%%
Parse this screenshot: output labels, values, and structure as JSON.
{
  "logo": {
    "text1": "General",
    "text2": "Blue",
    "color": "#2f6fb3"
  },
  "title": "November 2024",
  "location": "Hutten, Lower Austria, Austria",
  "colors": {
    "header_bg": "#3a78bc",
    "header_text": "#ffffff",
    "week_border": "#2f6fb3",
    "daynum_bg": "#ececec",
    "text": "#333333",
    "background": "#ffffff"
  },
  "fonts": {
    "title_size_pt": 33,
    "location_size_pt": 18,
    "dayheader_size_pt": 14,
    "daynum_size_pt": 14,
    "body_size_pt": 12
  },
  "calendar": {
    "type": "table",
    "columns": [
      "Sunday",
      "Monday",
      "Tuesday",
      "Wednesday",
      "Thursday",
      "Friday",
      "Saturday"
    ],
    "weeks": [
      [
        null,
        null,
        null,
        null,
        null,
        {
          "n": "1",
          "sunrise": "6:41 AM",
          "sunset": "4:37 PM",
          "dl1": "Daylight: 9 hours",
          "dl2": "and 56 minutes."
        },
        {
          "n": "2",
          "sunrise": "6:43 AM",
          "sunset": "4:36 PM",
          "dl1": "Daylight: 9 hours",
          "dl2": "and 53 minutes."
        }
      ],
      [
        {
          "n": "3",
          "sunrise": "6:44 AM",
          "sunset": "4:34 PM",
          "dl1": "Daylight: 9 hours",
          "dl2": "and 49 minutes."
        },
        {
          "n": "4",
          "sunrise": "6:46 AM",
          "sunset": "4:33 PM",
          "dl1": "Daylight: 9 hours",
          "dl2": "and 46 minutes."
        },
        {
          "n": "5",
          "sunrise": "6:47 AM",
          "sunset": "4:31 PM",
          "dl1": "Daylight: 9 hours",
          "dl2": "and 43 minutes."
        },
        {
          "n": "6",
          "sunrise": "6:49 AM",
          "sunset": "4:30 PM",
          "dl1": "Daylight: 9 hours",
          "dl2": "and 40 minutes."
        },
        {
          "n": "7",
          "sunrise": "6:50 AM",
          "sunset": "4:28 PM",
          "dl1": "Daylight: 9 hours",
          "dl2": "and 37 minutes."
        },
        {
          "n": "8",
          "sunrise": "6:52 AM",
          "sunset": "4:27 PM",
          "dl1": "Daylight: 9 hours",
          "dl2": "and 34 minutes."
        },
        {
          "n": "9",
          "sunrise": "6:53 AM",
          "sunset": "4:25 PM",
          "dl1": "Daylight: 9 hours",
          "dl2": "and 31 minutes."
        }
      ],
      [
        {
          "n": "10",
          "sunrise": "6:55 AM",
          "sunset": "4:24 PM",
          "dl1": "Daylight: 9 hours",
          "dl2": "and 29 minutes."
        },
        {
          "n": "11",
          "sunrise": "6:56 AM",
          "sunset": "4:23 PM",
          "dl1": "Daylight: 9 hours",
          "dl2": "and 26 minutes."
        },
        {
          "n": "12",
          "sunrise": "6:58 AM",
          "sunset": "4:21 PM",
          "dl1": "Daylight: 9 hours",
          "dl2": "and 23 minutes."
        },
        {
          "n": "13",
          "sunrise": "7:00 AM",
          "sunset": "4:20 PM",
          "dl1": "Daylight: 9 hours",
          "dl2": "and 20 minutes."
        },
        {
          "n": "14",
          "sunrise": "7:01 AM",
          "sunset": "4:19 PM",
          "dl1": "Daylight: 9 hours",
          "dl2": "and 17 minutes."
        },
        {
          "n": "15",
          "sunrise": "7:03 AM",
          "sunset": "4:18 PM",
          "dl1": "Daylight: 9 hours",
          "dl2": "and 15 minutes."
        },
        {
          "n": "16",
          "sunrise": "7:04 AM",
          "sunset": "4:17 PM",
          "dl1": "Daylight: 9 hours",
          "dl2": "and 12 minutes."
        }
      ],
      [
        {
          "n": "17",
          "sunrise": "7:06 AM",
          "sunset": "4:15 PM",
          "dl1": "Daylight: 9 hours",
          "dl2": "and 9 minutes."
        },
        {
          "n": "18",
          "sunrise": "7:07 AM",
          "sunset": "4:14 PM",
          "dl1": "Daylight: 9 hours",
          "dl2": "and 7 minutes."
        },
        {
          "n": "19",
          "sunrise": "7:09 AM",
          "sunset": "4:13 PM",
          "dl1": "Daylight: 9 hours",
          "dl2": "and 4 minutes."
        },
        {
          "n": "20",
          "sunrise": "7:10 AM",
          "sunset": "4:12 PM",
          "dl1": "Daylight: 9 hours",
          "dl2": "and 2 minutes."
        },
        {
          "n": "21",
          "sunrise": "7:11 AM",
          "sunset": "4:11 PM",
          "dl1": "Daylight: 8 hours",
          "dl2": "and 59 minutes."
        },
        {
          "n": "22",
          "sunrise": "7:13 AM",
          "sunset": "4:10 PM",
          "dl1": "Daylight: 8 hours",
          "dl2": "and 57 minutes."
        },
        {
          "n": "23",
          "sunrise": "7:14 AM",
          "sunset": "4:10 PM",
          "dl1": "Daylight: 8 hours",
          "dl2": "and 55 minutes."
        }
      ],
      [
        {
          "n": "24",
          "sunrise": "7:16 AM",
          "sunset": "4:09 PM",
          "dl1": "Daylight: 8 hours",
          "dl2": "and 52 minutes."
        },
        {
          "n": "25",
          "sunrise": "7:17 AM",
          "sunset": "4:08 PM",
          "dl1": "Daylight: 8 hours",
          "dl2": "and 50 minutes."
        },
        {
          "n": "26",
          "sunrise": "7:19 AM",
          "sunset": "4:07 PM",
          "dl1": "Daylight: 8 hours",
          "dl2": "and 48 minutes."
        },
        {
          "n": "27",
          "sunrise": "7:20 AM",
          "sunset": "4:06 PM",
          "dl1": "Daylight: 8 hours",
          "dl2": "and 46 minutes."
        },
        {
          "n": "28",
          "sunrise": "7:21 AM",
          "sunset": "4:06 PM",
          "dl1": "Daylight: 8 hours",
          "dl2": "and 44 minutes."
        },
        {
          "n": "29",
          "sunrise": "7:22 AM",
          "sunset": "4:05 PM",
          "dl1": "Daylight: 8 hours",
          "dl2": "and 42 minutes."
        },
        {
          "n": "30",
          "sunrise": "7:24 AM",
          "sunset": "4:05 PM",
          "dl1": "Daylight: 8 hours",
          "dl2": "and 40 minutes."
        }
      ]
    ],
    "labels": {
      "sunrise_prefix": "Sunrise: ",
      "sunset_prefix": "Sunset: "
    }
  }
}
%%
Exercise aim:
The records above should all be quoted exactly, please.

Result of the task:
Parse this screenshot: output labels, values, and structure as JSON.
{
  "logo": {
    "text1": "General",
    "text2": "Blue",
    "color": "#2f6fb3"
  },
  "title": "November 2024",
  "location": "Hutten, Lower Austria, Austria",
  "colors": {
    "header_bg": "#3a78bc",
    "header_text": "#ffffff",
    "week_border": "#2f6fb3",
    "daynum_bg": "#ececec",
    "text": "#333333",
    "background": "#ffffff"
  },
  "fonts": {
    "title_size_pt": 33,
    "location_size_pt": 18,
    "dayheader_size_pt": 14,
    "daynum_size_pt": 14,
    "body_size_pt": 12
  },
  "calendar": {
    "type": "table",
    "columns": [
      "Sunday",
      "Monday",
      "Tuesday",
      "Wednesday",
      "Thursday",
      "Friday",
      "Saturday"
    ],
    "weeks": [
      [
        null,
        null,
        null,
        null,
        null,
        {
          "n": "1",
          "sunrise": "6:41 AM",
          "sunset": "4:37 PM",
          "dl1": "Daylight: 9 hours",
          "dl2": "and 56 minutes."
        },
        {
          "n": "2",
          "sunrise": "6:43 AM",
          "sunset": "4:36 PM",
          "dl1": "Daylight: 9 hours",
          "dl2": "and 53 minutes."
        }
      ],
      [
        {
          "n": "3",
          "sunrise": "6:44 AM",
          "sunset": "4:34 PM",
          "dl1": "Daylight: 9 hours",
          "dl2": "and 49 minutes."
        },
        {
          "n": "4",
          "sunrise": "6:46 AM",
          "sunset": "4:33 PM",
          "dl1": "Daylight: 9 hours",
          "dl2": "and 46 minutes."
        },
        {
          "n": "5",
          "sunrise": "6:47 AM",
          "sunset": "4:31 PM",
          "dl1": "Daylight: 9 hours",
          "dl2": "and 43 minutes."
        },
        {
          "n": "6",
          "sunrise": "6:49 AM",
          "sunset": "4:30 PM",
          "dl1": "Daylight: 9 hours",
          "dl2": "and 40 minutes."
        },
        {
          "n": "7",
          "sunrise": "6:50 AM",
          "sunset": "4:28 PM",
          "dl1": "Daylight: 9 hours",
          "dl2": "and 37 minutes."
        },
        {
          "n": "8",
          "sunrise": "6:52 AM",
          "sunset": "4:27 PM",
          "dl1": "Daylight: 9 hours",
          "dl2": "and 34 minutes."
        },
        {
          "n": "9",
          "sunrise": "6:53 AM",
          "sunset": "4:25 PM",
          "dl1": "Daylight: 9 hours",
          "dl2": "and 31 minutes."
        }
      ],
      [
        {
          "n": "10",
          "sunrise": "6:55 AM",
          "sunset": "4:24 PM",
          "dl1": "Daylight: 9 hours",
          "dl2": "and 29 minutes."
        },
        {
          "n": "11",
          "sunrise": "6:56 AM",
          "sunset": "4:23 PM",
          "dl1": "Daylight: 9 hours",
          "dl2": "and 26 minutes."
        },
        {
          "n": "12",
          "sunrise": "6:58 AM",
          "sunset": "4:21 PM",
          "dl1": "Daylight: 9 hours",
          "dl2": "and 23 minutes."
        },
        {
          "n": "13",
          "sunrise": "7:00 AM",
          "sunset": "4:20 PM",
          "dl1": "Daylight: 9 hours",
          "dl2": "and 20 minutes."
        },
        {
          "n": "14",
          "sunrise": "7:01 AM",
          "sunset": "4:19 PM",
          "dl1": "Daylight: 9 hours",
          "dl2": "and 17 minutes."
        },
        {
          "n": "15",
          "sunrise": "7:03 AM",
          "sunset": "4:18 PM",
          "dl1": "Daylight: 9 hours",
          "dl2": "and 15 minutes."
        },
        {
          "n": "16",
          "sunrise": "7:04 AM",
          "sunset": "4:17 PM",
          "dl1": "Daylight: 9 hours",
          "dl2": "and 12 minutes."
        }
      ],
      [
        {
          "n": "17",
          "sunrise": "7:06 AM",
          "sunset": "4:15 PM",
          "dl1": "Daylight: 9 hours",
          "dl2": "and 9 minutes."
        },
        {
          "n": "18",
          "sunrise": "7:07 AM",
          "sunset": "4:14 PM",
          "dl1": "Daylight: 9 hours",
          "dl2": "and 7 minutes."
        },
        {
          "n": "19",
          "sunrise": "7:09 AM",
          "sunset": "4:13 PM",
          "dl1": "Daylight: 9 hours",
          "dl2": "and 4 minutes."
        },
        {
          "n": "20",
          "sunrise": "7:10 AM",
          "sunset": "4:12 PM",
          "dl1": "Daylight: 9 hours",
          "dl2": "and 2 minutes."
        },
        {
          "n": "21",
          "sunrise": "7:11 AM",
          "sunset": "4:11 PM",
          "dl1": "Daylight: 8 hours",
          "dl2": "and 59 minutes."
        },
        {
          "n": "22",
          "sunrise": "7:13 AM",
          "sunset": "4:10 PM",
          "dl1": "Daylight: 8 hours",
          "dl2": "and 57 minutes."
        },
        {
          "n": "23",
          "sunrise": "7:14 AM",
          "sunset": "4:10 PM",
          "dl1": "Daylight: 8 hours",
          "dl2": "and 55 minutes."
        }
      ],
      [
        {
          "n": "24",
          "sunrise": "7:16 AM",
          "sunset": "4:09 PM",
          "dl1": "Daylight: 8 hours",
          "dl2": "and 52 minutes."
        },
        {
          "n": "25",
          "sunrise": "7:17 AM",
          "sunset": "4:08 PM",
          "dl1": "Daylight: 8 hours",
          "dl2": "and 50 minutes."
        },
        {
          "n": "26",
          "sunrise": "7:19 AM",
          "sunset": "4:07 PM",
          "dl1": "Daylight: 8 hours",
          "dl2": "and 48 minutes."
        },
        {
          "n": "27",
          "sunrise": "7:20 AM",
          "sunset": "4:06 PM",
          "dl1": "Daylight: 8 hours",
          "dl2": "and 46 minutes."
        },
        {
          "n": "28",
          "sunrise": "7:21 AM",
          "sunset": "4:06 PM",
          "dl1": "Daylight: 8 hours",
          "dl2": "and 44 minutes."
        },
        {
          "n": "29",
          "sunrise": "7:22 AM",
          "sunset": "4:05 PM",
          "dl1": "Daylight: 8 hours",
          "dl2": "and 42 minutes."
        },
        {
          "n": "30",
          "sunrise": "7:24 AM",
          "sunset": "4:05 PM",
          "dl1": "Daylight: 8 hours",
          "dl2": "and 40 minutes."
        }
      ]
    ],
    "labels": {
      "sunrise_prefix": "Sunrise: ",
      "sunset_prefix": "Sunset: "
    }
  }
}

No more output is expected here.